▶ **EXERCISE REQUIREMENTS**:
Report, word for word, every line of the material that contains "photo".
'''
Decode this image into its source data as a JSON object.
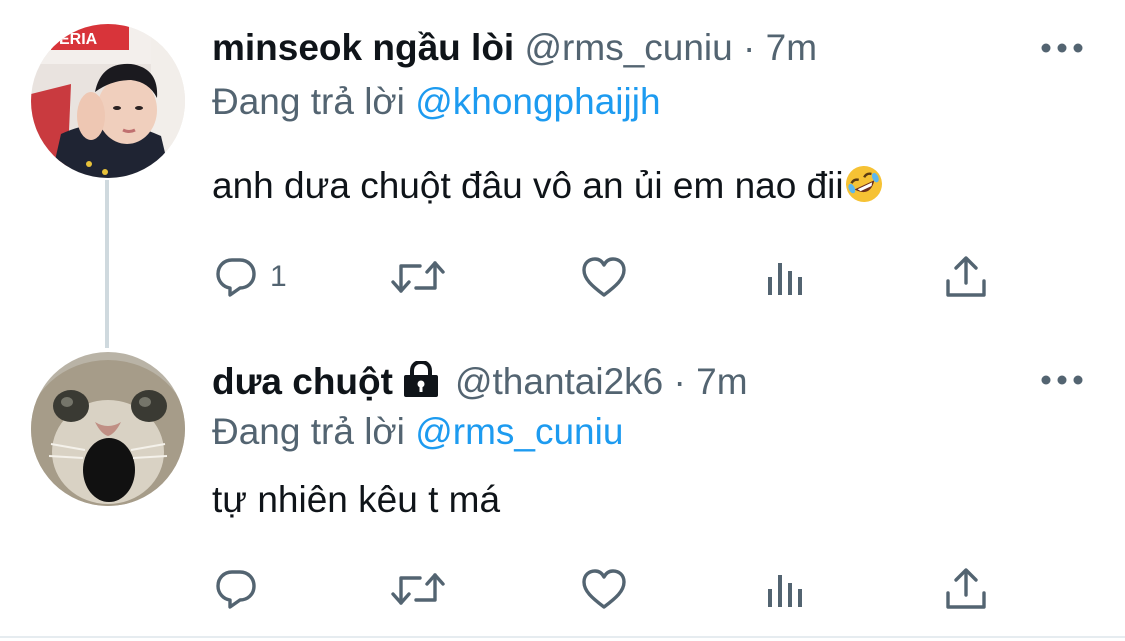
{
  "tweets": [
    {
      "display_name": "minseok ngầu lòi",
      "handle": "@rms_cuniu",
      "separator": "·",
      "time": "7m",
      "reply_prefix": "Đang trả lời",
      "reply_to": "@khongphaijjh",
      "text": "anh dưa chuột đâu vô an ủi em nao đii",
      "emoji": "rolling-on-floor-laughing",
      "reply_count": "1",
      "avatar": "person-photo"
    },
    {
      "display_name": "dưa chuột",
      "handle": "@thantai2k6",
      "separator": "·",
      "time": "7m",
      "reply_prefix": "Đang trả lời",
      "reply_to": "@rms_cuniu",
      "text": "tự nhiên kêu t má",
      "protected": true,
      "avatar": "cat-photo"
    }
  ],
  "icons": [
    "reply-icon",
    "retweet-icon",
    "like-icon",
    "analytics-icon",
    "share-icon",
    "more-icon",
    "lock-icon"
  ],
  "colors": {
    "text": "#0f1419",
    "secondary": "#536471",
    "accent": "#1d9bf0",
    "thread_line": "#cfd9de"
  }
}
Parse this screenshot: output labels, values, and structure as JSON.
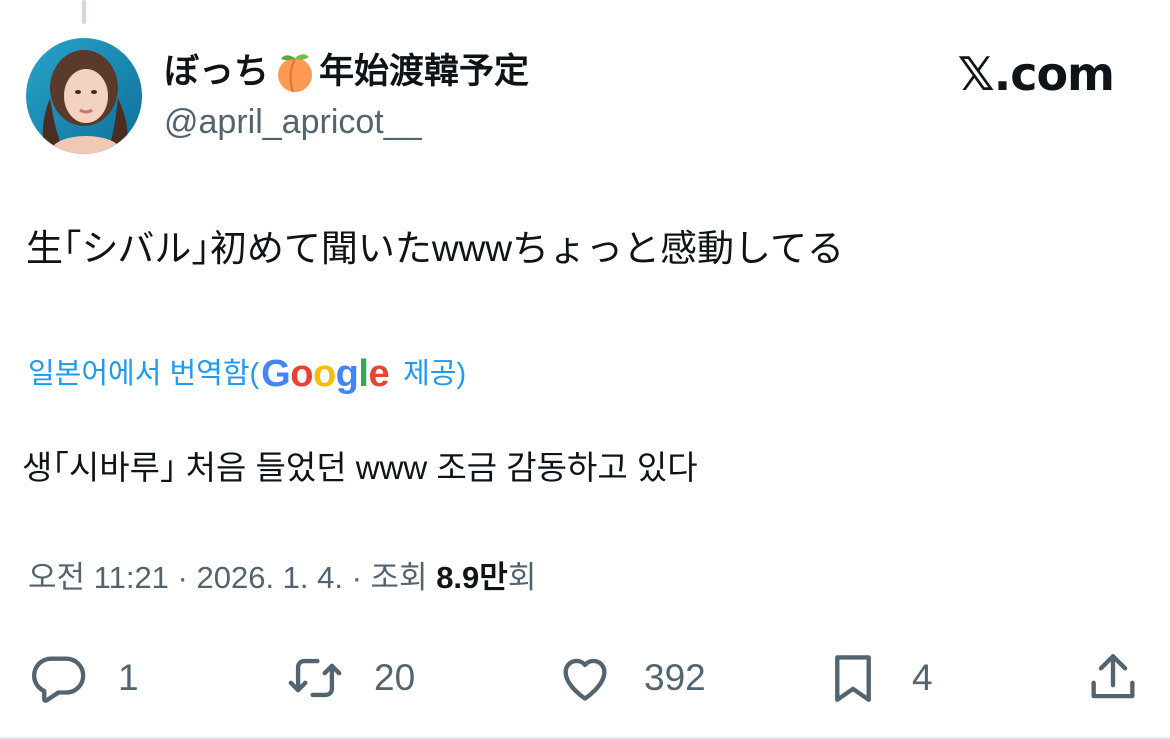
{
  "author": {
    "display_name": "ぼっち",
    "display_name_suffix": "年始渡韓予定",
    "emoji_icon": "peach-emoji",
    "handle": "@april_apricot__"
  },
  "brand": "𝕏.com",
  "tweet": {
    "text": "生｢シバル｣初めて聞いたwwwちょっと感動してる"
  },
  "translation": {
    "label": "일본어에서 번역함(",
    "google_letters": [
      "G",
      "o",
      "o",
      "g",
      "l",
      "e"
    ],
    "google_colors": [
      "#4285F4",
      "#EA4335",
      "#FBBC05",
      "#4285F4",
      "#34A853",
      "#EA4335"
    ],
    "suffix": " 제공)",
    "text": "생｢시바루｣ 처음 들었던 www 조금 감동하고 있다"
  },
  "meta": {
    "time": "오전 11:21 · 2026. 1. 4. · 조회 ",
    "views": "8.9만",
    "views_suffix": "회"
  },
  "actions": {
    "reply_count": "1",
    "retweet_count": "20",
    "like_count": "392",
    "bookmark_count": "4"
  },
  "colors": {
    "link_blue": "#1d9bf0",
    "secondary_text": "#536471",
    "primary_text": "#0f1419"
  }
}
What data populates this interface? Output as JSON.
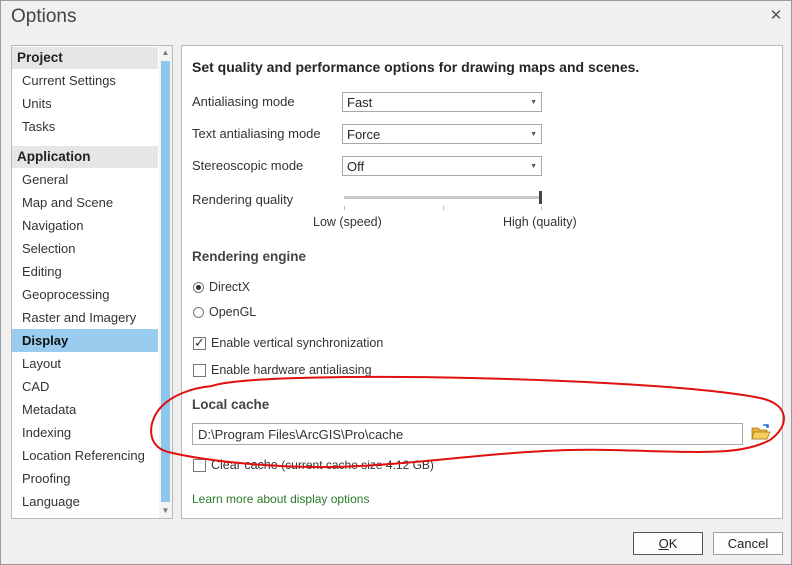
{
  "window": {
    "title": "Options",
    "close_glyph": "✕"
  },
  "nav": {
    "groups": [
      {
        "label": "Project",
        "items": [
          "Current Settings",
          "Units",
          "Tasks"
        ]
      },
      {
        "label": "Application",
        "items": [
          "General",
          "Map and Scene",
          "Navigation",
          "Selection",
          "Editing",
          "Geoprocessing",
          "Raster and Imagery",
          "Display",
          "Layout",
          "CAD",
          "Metadata",
          "Indexing",
          "Location Referencing",
          "Proofing",
          "Language"
        ]
      }
    ],
    "selected": "Display"
  },
  "display": {
    "heading": "Set quality and performance options for drawing maps and scenes.",
    "antialiasing": {
      "label": "Antialiasing mode",
      "value": "Fast"
    },
    "text_antialiasing": {
      "label": "Text antialiasing mode",
      "value": "Force"
    },
    "stereoscopic": {
      "label": "Stereoscopic mode",
      "value": "Off"
    },
    "rendering_quality": {
      "label": "Rendering quality",
      "low_label": "Low (speed)",
      "high_label": "High (quality)",
      "value_fraction": 1.0
    },
    "engine": {
      "title": "Rendering engine",
      "options": [
        {
          "label": "DirectX",
          "selected": true
        },
        {
          "label": "OpenGL",
          "selected": false
        }
      ]
    },
    "vsync": {
      "label": "Enable vertical synchronization",
      "checked": true
    },
    "hw_antialiasing": {
      "label": "Enable hardware antialiasing",
      "checked": false
    },
    "local_cache": {
      "title": "Local cache",
      "path": "D:\\Program Files\\ArcGIS\\Pro\\cache",
      "clear_label": "Clear cache",
      "cache_size_note": "(current cache size 4.12 GB)",
      "clear_checked": false
    },
    "learn_more_link": "Learn more about display options"
  },
  "buttons": {
    "ok_key": "O",
    "ok_rest": "K",
    "cancel": "Cancel"
  },
  "colors": {
    "selection": "#99ccee",
    "link": "#2a7a2a",
    "annotation": "#e01010"
  },
  "icons": {
    "close": "close-icon",
    "folder": "folder-open-icon",
    "combo_caret": "chevron-down-icon"
  }
}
'''
▶ **EXERCISE SOLUTION**:
      "avatar": "person-photo"
      "avatar": "cat-photo"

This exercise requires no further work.